[begin RECORDS PROVIDED]

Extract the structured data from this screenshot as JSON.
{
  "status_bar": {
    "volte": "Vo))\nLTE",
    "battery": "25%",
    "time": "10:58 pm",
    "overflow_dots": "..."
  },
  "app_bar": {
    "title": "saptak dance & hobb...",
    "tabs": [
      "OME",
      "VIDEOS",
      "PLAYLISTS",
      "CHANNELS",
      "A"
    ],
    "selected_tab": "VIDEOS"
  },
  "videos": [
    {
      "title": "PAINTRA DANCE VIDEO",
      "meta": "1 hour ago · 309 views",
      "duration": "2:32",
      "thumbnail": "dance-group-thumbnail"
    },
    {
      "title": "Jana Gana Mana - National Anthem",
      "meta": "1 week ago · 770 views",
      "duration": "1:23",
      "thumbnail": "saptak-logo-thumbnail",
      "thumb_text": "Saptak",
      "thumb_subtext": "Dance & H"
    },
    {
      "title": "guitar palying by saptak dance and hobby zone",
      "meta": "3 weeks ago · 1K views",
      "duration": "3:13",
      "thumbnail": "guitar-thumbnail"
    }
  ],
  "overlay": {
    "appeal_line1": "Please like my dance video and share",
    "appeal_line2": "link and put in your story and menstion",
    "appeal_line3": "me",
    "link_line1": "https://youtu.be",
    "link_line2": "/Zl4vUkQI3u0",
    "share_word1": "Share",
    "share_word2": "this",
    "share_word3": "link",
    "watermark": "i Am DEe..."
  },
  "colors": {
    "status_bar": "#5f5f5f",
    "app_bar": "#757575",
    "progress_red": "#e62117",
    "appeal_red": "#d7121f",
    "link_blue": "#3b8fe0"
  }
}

[end RECORDS PROVIDED]

» **EXERCISE REQUIREMENTS**:
In the entries above, how many lines contain the word "guitar"? Answer with the number only.

» **THE RESULT**:
2